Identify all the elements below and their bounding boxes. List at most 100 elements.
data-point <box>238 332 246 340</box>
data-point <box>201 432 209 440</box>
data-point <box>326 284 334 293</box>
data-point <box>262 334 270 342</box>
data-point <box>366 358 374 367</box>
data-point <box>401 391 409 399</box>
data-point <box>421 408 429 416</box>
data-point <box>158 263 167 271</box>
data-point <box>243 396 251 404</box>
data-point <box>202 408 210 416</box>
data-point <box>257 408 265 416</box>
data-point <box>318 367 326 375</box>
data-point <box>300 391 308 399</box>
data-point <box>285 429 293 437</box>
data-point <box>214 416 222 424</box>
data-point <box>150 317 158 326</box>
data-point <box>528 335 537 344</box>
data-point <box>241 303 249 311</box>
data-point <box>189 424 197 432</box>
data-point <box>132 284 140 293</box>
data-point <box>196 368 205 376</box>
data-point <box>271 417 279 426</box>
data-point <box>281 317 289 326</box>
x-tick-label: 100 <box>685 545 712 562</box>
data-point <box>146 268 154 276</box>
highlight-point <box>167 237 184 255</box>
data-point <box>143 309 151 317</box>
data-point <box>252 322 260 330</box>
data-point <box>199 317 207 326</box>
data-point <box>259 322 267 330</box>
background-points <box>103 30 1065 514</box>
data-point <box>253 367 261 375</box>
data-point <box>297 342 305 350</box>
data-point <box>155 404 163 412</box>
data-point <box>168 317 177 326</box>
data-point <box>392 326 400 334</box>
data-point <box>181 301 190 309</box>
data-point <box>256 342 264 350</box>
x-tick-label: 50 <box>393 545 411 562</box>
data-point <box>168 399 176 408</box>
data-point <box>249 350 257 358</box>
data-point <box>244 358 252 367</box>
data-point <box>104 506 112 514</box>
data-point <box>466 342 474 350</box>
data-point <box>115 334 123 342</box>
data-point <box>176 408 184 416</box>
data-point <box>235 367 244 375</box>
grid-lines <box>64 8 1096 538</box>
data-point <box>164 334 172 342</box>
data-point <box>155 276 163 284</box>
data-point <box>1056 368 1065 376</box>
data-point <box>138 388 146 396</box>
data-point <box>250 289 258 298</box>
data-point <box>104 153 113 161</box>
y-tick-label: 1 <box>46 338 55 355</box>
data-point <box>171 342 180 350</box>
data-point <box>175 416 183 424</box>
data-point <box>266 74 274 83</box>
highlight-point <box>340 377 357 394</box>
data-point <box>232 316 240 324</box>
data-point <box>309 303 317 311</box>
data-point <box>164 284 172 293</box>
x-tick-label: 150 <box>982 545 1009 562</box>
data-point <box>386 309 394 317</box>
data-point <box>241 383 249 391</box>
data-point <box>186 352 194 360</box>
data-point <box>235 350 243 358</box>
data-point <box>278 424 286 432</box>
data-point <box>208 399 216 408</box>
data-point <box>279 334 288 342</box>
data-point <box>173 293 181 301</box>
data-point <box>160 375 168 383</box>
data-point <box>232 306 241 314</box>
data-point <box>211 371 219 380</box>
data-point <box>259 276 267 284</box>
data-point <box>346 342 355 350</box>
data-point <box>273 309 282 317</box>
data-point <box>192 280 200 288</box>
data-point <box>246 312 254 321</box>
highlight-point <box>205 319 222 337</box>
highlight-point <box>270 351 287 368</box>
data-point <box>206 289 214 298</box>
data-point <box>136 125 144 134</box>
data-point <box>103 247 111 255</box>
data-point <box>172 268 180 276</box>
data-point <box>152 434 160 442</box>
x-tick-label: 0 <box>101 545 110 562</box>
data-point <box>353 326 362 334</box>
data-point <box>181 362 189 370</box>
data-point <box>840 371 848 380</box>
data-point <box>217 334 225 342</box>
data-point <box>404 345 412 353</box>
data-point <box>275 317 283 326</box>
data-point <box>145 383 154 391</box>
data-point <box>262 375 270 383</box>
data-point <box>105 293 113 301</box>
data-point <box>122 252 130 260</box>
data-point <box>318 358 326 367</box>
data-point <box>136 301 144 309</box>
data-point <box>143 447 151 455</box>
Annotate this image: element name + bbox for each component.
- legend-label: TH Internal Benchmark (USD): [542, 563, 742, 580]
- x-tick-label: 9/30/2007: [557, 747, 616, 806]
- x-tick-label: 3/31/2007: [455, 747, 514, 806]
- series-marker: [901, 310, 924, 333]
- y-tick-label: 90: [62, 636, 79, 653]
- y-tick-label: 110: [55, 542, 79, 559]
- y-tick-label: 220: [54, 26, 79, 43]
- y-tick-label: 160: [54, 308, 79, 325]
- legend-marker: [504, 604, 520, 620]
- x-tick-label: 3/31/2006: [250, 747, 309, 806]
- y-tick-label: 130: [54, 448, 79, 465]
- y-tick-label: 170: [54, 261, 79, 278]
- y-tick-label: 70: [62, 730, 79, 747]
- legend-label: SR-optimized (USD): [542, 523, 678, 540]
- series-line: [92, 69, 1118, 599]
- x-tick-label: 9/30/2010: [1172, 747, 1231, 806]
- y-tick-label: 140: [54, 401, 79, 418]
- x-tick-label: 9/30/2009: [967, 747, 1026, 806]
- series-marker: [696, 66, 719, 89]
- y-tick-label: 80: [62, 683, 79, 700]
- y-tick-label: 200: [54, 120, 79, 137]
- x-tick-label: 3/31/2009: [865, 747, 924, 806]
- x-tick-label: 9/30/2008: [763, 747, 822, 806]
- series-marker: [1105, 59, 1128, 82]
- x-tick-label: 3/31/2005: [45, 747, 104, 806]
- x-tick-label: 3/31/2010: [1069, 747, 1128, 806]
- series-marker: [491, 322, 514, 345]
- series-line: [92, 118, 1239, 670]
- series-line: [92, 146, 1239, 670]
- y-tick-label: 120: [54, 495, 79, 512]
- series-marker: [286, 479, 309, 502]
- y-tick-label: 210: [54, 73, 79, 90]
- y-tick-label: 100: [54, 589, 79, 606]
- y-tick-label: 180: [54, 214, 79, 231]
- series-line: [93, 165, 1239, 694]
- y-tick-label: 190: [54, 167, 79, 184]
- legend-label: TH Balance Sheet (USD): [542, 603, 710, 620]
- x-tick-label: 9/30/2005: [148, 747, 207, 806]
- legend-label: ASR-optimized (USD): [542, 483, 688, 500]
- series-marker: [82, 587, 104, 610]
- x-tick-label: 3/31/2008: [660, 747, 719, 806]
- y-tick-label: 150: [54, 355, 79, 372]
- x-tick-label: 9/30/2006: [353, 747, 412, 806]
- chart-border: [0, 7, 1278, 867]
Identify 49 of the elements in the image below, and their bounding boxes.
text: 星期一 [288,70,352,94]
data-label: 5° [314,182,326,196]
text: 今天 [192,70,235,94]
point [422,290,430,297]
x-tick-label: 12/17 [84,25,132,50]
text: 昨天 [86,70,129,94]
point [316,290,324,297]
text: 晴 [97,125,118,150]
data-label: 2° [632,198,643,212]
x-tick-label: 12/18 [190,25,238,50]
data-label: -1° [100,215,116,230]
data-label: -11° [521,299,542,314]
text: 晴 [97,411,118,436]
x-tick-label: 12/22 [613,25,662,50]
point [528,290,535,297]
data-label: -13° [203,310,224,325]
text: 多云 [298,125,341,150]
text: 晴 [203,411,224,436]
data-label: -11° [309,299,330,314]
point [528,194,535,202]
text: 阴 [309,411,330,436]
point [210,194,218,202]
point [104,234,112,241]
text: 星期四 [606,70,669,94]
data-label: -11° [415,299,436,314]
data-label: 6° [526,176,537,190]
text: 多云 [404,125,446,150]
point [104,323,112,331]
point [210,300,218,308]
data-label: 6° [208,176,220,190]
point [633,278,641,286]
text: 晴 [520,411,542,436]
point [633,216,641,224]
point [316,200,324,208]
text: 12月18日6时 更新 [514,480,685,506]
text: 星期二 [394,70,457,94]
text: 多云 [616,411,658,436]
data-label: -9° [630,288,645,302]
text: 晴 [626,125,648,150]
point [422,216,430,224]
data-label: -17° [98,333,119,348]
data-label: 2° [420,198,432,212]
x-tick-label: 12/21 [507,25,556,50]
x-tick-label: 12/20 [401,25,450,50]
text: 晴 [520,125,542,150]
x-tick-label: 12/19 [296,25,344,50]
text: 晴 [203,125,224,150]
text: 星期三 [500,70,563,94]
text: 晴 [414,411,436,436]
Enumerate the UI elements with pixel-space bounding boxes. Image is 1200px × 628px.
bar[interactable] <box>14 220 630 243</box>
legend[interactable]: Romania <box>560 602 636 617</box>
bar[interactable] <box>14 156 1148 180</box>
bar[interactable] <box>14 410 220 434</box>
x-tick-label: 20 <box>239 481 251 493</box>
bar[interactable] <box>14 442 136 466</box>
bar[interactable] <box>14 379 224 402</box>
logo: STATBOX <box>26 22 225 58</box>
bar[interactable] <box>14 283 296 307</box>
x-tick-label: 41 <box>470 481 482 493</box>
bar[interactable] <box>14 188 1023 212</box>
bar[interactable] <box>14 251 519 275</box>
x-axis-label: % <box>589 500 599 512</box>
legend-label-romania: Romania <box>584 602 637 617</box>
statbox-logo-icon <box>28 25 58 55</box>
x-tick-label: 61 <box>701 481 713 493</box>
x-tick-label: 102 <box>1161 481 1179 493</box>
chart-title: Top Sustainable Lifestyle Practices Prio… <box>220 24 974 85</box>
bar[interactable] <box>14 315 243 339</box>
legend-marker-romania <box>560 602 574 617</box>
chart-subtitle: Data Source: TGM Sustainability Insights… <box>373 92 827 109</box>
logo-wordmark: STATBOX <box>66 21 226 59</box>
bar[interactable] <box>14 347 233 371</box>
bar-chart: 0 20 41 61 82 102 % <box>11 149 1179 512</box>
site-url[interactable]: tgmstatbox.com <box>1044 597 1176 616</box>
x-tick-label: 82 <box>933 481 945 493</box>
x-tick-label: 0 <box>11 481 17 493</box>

········

__作成するもの__.
項目の最初の行から「data-point <box>528 335 537 344</box>」を含む行までを、「data-point」を「marker」に置き換えて書き出せ。それ以外は一切変えないこと。

__作業結果__.
Identify all the elements below and their bounding boxes. List at most 100 elements.
marker <box>238 332 246 340</box>
marker <box>201 432 209 440</box>
marker <box>326 284 334 293</box>
marker <box>262 334 270 342</box>
marker <box>366 358 374 367</box>
marker <box>401 391 409 399</box>
marker <box>421 408 429 416</box>
marker <box>158 263 167 271</box>
marker <box>243 396 251 404</box>
marker <box>202 408 210 416</box>
marker <box>257 408 265 416</box>
marker <box>318 367 326 375</box>
marker <box>300 391 308 399</box>
marker <box>285 429 293 437</box>
marker <box>214 416 222 424</box>
marker <box>150 317 158 326</box>
marker <box>528 335 537 344</box>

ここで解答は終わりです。